▶ _Record extracts_:
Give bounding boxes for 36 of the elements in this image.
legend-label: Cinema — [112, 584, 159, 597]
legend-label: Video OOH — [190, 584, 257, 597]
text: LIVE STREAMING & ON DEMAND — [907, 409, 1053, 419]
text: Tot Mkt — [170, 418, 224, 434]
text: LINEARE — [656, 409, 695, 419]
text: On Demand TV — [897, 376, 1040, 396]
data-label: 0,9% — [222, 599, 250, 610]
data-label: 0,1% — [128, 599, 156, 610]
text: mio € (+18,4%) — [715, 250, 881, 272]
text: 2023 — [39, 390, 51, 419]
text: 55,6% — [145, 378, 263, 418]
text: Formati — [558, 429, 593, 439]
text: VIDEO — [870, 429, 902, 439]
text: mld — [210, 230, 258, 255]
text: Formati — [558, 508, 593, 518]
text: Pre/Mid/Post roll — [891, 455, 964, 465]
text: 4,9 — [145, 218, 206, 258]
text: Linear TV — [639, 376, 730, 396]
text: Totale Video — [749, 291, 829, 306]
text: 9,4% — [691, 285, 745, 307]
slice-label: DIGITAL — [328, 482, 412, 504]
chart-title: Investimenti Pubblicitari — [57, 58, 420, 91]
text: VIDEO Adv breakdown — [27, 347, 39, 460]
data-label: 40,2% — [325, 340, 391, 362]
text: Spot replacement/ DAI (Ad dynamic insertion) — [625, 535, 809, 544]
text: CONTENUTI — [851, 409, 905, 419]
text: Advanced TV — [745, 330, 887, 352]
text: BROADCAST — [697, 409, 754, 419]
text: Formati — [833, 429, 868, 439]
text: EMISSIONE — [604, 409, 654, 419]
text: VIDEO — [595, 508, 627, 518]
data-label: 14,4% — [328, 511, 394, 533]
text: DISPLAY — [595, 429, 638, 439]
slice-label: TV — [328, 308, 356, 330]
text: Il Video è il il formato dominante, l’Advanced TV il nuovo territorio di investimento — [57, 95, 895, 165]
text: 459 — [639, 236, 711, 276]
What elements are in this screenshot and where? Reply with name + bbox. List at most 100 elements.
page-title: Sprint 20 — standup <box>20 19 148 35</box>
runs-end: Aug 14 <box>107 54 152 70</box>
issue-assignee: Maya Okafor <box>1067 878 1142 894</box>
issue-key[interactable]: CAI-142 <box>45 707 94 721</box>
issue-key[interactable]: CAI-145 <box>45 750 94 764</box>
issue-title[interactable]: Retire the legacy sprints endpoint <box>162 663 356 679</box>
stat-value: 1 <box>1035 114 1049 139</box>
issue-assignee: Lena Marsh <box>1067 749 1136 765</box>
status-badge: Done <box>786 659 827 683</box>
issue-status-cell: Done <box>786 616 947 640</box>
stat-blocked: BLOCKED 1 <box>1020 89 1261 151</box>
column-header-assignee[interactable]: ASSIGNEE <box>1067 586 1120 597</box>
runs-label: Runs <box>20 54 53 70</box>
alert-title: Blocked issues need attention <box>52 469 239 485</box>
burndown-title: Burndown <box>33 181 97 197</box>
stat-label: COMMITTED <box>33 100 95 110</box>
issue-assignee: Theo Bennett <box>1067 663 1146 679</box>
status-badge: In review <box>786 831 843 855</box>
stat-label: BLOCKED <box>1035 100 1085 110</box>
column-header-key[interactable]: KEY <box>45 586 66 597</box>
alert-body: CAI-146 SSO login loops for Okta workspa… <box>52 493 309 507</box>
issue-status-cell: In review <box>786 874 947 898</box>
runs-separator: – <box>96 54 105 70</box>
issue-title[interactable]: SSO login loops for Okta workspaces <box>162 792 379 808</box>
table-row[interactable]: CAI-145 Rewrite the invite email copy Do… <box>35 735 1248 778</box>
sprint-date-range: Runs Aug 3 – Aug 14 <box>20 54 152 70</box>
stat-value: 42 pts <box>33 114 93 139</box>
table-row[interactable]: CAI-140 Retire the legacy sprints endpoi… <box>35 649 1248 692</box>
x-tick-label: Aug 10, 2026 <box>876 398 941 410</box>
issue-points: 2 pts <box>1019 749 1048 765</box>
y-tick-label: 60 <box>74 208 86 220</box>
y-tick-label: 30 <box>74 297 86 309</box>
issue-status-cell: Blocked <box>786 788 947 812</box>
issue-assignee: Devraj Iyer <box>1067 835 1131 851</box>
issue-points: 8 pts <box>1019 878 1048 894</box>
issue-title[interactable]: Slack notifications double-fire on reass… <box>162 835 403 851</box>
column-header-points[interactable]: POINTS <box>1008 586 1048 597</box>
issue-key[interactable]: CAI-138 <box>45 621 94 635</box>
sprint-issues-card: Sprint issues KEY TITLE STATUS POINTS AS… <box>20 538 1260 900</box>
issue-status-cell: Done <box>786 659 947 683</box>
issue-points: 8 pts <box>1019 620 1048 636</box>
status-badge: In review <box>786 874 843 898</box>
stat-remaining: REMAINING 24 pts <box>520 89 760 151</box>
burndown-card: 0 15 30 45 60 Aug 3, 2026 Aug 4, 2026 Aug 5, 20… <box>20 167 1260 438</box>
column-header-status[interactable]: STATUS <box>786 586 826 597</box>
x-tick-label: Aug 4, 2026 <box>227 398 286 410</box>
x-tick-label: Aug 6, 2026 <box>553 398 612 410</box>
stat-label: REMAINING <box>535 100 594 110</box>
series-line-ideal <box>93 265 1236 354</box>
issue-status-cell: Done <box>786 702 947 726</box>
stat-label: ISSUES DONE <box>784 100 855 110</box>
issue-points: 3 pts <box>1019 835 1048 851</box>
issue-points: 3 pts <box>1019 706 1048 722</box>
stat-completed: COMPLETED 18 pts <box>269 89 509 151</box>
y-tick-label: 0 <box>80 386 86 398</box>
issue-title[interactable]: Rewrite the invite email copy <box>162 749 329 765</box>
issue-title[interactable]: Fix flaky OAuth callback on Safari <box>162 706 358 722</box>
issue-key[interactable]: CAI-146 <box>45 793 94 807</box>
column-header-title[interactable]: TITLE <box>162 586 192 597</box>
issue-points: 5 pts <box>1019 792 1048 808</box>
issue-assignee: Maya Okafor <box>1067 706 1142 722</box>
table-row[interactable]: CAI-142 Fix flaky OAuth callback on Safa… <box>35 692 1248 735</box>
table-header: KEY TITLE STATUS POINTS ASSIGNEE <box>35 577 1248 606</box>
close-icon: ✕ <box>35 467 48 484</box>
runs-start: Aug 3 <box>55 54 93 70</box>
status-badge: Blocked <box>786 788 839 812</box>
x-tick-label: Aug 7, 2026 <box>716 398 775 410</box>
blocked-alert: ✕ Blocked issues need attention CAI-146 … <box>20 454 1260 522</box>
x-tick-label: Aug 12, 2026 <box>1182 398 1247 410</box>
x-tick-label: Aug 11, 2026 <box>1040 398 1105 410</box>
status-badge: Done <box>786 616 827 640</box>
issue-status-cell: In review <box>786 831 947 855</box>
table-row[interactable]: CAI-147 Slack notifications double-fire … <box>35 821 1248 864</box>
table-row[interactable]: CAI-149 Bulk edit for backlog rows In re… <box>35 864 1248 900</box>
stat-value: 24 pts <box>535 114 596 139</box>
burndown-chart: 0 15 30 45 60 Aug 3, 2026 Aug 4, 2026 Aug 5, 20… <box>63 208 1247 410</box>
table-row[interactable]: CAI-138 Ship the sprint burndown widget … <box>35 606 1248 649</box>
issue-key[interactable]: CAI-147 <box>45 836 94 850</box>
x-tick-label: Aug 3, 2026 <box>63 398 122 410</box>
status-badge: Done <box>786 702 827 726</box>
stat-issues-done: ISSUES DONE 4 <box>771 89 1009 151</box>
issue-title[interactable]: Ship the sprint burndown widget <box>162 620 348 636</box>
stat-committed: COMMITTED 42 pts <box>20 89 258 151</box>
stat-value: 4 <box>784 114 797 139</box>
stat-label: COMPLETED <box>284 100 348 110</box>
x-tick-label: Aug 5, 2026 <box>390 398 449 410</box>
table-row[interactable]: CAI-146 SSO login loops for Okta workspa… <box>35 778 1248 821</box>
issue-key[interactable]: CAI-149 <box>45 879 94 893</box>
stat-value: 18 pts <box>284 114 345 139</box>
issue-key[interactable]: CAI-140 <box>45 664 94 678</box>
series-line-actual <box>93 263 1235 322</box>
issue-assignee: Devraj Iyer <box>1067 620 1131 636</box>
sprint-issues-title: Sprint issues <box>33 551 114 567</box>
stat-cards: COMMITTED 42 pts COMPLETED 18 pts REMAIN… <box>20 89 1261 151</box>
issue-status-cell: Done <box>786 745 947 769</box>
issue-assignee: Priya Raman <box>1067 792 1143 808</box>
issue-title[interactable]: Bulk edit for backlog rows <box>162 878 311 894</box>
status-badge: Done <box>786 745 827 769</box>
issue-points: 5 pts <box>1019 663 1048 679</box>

▶ _Written task_: Please rewrite the entries from the first line through the line with "text: Formati — [558, 429, 593, 439]", replacing "Cinema" with "Radio" and leaving everything else unchanged.

▶ _The answer_:
Give bounding boxes for 36 of the elements in this image.
legend-label: Radio — [112, 584, 159, 597]
legend-label: Video OOH — [190, 584, 257, 597]
text: LIVE STREAMING & ON DEMAND — [907, 409, 1053, 419]
text: Tot Mkt — [170, 418, 224, 434]
text: LINEARE — [656, 409, 695, 419]
text: On Demand TV — [897, 376, 1040, 396]
data-label: 0,9% — [222, 599, 250, 610]
data-label: 0,1% — [128, 599, 156, 610]
text: mio € (+18,4%) — [715, 250, 881, 272]
text: 2023 — [39, 390, 51, 419]
text: 55,6% — [145, 378, 263, 418]
text: Formati — [558, 429, 593, 439]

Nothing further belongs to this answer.